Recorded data
=======
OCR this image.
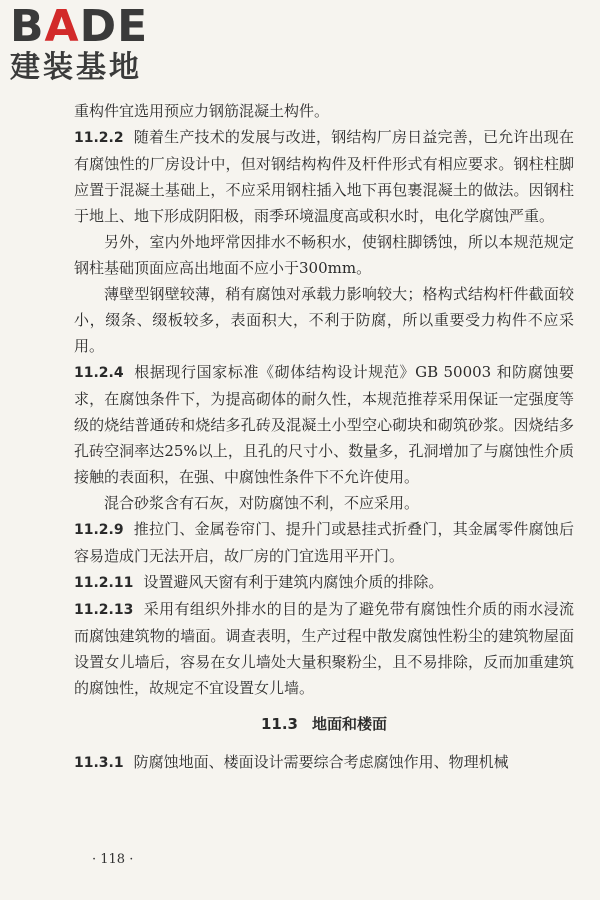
BADE
建装基地

重构件宜选用预应力钢筋混凝土构件。

11.2.2 随着生产技术的发展与改进，钢结构厂房日益完善，已允许出现在有腐蚀性的厂房设计中，但对钢结构构件及杆件形式有相应要求。钢柱柱脚应置于混凝土基础上，不应采用钢柱插入地下再包裹混凝土的做法。因钢柱于地上、地下形成阴阳极，雨季环境温度高或积水时，电化学腐蚀严重。

另外，室内外地坪常因排水不畅积水，使钢柱脚锈蚀，所以本规范规定钢柱基础顶面应高出地面不应小于300mm。

薄壁型钢壁较薄，稍有腐蚀对承载力影响较大；格构式结构杆件截面较小，缀条、缀板较多，表面积大，不利于防腐，所以重要受力构件不应采用。

11.2.4 根据现行国家标准《砌体结构设计规范》GB 50003 和防腐蚀要求，在腐蚀条件下，为提高砌体的耐久性，本规范推荐采用保证一定强度等级的烧结普通砖和烧结多孔砖及混凝土小型空心砌块和砌筑砂浆。因烧结多孔砖空洞率达25%以上，且孔的尺寸小、数量多，孔洞增加了与腐蚀性介质接触的表面积，在强、中腐蚀性条件下不允许使用。

混合砂浆含有石灰，对防腐蚀不利，不应采用。

11.2.9 推拉门、金属卷帘门、提升门或悬挂式折叠门，其金属零件腐蚀后容易造成门无法开启，故厂房的门宜选用平开门。

11.2.11 设置避风天窗有利于建筑内腐蚀介质的排除。

11.2.13 采用有组织外排水的目的是为了避免带有腐蚀性介质的雨水浸流而腐蚀建筑物的墙面。调查表明，生产过程中散发腐蚀性粉尘的建筑物屋面设置女儿墙后，容易在女儿墙处大量积聚粉尘，且不易排除，反而加重建筑的腐蚀性，故规定不宜设置女儿墙。

11.3 地面和楼面

11.3.1 防腐蚀地面、楼面设计需要综合考虑腐蚀作用、物理机械

· 118 ·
=======
→ **WHAT YOU WILL DO**
Repeat all of the records verbatim, leaving out the pictures.

→ **FULL ANSWER**
OCR this image.
BADE
建装基地

重构件宜选用预应力钢筋混凝土构件。

11.2.2 随着生产技术的发展与改进，钢结构厂房日益完善，已允许出现在有腐蚀性的厂房设计中，但对钢结构构件及杆件形式有相应要求。钢柱柱脚应置于混凝土基础上，不应采用钢柱插入地下再包裹混凝土的做法。因钢柱于地上、地下形成阴阳极，雨季环境温度高或积水时，电化学腐蚀严重。

另外，室内外地坪常因排水不畅积水，使钢柱脚锈蚀，所以本规范规定钢柱基础顶面应高出地面不应小于300mm。

薄壁型钢壁较薄，稍有腐蚀对承载力影响较大；格构式结构杆件截面较小，缀条、缀板较多，表面积大，不利于防腐，所以重要受力构件不应采用。

11.2.4 根据现行国家标准《砌体结构设计规范》GB 50003 和防腐蚀要求，在腐蚀条件下，为提高砌体的耐久性，本规范推荐采用保证一定强度等级的烧结普通砖和烧结多孔砖及混凝土小型空心砌块和砌筑砂浆。因烧结多孔砖空洞率达25%以上，且孔的尺寸小、数量多，孔洞增加了与腐蚀性介质接触的表面积，在强、中腐蚀性条件下不允许使用。

混合砂浆含有石灰，对防腐蚀不利，不应采用。

11.2.9 推拉门、金属卷帘门、提升门或悬挂式折叠门，其金属零件腐蚀后容易造成门无法开启，故厂房的门宜选用平开门。

11.2.11 设置避风天窗有利于建筑内腐蚀介质的排除。

11.2.13 采用有组织外排水的目的是为了避免带有腐蚀性介质的雨水浸流而腐蚀建筑物的墙面。调查表明，生产过程中散发腐蚀性粉尘的建筑物屋面设置女儿墙后，容易在女儿墙处大量积聚粉尘，且不易排除，反而加重建筑的腐蚀性，故规定不宜设置女儿墙。

11.3 地面和楼面

11.3.1 防腐蚀地面、楼面设计需要综合考虑腐蚀作用、物理机械

· 118 ·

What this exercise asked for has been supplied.